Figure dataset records
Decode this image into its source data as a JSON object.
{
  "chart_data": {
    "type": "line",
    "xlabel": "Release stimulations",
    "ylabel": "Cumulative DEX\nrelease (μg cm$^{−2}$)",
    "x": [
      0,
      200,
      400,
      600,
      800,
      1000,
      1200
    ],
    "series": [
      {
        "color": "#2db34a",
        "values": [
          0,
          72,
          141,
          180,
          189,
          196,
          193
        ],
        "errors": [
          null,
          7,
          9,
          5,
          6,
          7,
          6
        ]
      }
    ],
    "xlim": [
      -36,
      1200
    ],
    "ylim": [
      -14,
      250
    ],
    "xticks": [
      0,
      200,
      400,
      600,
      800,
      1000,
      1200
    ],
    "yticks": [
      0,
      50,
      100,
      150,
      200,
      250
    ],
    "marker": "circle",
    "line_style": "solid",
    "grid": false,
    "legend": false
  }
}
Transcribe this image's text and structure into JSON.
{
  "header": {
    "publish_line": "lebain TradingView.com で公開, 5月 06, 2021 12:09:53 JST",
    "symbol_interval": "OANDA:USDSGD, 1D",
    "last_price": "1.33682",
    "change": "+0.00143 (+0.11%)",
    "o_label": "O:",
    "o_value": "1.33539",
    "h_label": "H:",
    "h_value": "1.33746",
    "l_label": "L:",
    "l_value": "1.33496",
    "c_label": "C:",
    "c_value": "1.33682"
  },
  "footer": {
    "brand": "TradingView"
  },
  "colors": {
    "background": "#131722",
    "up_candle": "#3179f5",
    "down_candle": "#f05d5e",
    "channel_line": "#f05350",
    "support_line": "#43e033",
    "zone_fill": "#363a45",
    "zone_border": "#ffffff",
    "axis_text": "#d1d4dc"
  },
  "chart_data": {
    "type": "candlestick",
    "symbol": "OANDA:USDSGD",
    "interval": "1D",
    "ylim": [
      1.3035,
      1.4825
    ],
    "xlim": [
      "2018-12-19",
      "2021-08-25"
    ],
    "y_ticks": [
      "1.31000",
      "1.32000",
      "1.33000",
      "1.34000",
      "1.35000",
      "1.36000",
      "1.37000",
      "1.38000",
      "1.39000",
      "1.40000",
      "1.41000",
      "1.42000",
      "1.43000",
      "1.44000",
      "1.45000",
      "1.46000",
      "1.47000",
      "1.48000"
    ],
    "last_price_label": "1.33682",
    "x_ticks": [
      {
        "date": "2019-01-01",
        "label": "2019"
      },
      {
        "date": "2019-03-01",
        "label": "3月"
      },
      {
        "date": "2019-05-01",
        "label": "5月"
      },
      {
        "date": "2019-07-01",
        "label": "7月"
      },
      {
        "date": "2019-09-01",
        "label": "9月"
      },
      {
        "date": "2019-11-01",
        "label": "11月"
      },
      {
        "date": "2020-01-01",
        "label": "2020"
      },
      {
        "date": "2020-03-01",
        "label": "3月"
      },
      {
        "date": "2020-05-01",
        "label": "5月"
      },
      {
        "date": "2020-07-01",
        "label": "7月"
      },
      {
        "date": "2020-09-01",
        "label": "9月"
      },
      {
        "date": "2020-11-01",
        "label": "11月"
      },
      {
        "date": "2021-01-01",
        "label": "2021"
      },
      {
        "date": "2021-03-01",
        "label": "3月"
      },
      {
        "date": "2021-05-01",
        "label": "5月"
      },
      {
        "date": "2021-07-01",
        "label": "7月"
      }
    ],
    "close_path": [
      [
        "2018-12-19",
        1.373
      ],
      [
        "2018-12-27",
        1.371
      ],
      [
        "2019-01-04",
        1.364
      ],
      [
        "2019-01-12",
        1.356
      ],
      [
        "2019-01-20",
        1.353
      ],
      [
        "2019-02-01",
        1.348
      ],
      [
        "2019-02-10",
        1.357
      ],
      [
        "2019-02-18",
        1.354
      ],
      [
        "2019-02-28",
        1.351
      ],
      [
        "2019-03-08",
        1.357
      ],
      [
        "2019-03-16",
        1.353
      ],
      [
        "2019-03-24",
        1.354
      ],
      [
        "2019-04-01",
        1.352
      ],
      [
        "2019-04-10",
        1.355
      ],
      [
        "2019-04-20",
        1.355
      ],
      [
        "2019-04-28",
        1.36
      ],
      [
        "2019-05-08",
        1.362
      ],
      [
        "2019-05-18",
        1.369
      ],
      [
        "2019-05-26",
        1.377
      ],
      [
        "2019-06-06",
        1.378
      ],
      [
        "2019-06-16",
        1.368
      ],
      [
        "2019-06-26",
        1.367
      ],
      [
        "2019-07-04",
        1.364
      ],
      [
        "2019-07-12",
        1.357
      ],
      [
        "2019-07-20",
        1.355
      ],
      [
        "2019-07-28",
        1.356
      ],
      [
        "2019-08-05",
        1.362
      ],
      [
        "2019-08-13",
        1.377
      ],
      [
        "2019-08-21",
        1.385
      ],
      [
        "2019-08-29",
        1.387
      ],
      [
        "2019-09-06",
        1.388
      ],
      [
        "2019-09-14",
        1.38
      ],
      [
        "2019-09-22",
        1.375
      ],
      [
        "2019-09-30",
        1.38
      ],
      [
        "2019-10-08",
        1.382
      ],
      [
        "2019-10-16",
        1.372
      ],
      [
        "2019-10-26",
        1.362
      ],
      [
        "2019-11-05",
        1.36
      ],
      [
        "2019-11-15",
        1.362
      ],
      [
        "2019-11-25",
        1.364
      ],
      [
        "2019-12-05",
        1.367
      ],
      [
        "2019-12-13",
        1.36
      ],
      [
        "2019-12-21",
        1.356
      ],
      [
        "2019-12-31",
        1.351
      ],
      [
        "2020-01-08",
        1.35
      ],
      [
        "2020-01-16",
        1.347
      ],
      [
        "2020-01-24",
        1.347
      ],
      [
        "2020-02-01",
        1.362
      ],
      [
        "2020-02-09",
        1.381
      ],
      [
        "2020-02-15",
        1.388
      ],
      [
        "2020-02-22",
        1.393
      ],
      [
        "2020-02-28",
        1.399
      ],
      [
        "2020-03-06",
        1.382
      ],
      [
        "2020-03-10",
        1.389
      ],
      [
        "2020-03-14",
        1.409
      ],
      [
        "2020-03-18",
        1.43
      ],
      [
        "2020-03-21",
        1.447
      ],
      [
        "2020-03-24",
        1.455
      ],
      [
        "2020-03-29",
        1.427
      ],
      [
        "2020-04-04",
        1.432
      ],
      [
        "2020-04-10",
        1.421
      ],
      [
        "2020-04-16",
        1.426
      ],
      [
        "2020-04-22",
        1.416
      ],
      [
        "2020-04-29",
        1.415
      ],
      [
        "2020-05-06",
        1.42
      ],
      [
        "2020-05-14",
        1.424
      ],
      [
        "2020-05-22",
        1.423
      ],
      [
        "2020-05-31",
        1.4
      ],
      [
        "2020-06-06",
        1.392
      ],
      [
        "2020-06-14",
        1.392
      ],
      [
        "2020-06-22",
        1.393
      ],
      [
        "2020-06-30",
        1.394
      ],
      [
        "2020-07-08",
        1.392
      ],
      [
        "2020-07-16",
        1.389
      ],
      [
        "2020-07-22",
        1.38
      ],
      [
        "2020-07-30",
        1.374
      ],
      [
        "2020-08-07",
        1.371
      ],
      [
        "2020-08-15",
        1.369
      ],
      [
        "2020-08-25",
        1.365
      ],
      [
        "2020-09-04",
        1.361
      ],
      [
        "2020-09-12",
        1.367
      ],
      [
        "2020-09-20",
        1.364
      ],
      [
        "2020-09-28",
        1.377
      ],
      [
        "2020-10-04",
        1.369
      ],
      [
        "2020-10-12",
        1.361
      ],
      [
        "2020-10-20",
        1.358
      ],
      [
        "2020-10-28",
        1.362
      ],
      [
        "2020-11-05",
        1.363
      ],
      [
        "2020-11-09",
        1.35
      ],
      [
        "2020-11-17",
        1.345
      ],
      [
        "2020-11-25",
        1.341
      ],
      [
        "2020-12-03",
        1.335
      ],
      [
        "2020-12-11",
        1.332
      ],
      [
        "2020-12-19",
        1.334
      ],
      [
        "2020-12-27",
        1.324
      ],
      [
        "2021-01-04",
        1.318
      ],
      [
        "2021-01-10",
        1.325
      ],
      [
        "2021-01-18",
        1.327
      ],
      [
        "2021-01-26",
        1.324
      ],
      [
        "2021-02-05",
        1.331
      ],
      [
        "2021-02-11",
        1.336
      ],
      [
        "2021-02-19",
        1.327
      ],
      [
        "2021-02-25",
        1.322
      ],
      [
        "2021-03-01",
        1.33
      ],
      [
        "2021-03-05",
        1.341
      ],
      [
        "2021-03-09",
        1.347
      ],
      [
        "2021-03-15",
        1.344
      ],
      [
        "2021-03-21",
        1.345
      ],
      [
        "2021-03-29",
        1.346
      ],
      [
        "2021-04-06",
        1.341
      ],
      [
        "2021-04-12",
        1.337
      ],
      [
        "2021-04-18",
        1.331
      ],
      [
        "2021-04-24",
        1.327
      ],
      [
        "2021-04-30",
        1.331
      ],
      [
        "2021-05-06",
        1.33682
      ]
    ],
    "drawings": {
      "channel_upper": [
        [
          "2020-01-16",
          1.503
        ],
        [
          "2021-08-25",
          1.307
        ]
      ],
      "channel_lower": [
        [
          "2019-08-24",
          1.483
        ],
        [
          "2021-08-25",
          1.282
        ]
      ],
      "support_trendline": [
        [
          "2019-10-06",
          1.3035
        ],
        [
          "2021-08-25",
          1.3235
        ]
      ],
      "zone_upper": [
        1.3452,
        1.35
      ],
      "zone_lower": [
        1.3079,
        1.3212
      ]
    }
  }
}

## Given problem:
Copy out every line of the listing that contains the string "JSON".

## Response:
Decode this image into its source data as a JSON object.
Transcribe this image's text and structure into JSON.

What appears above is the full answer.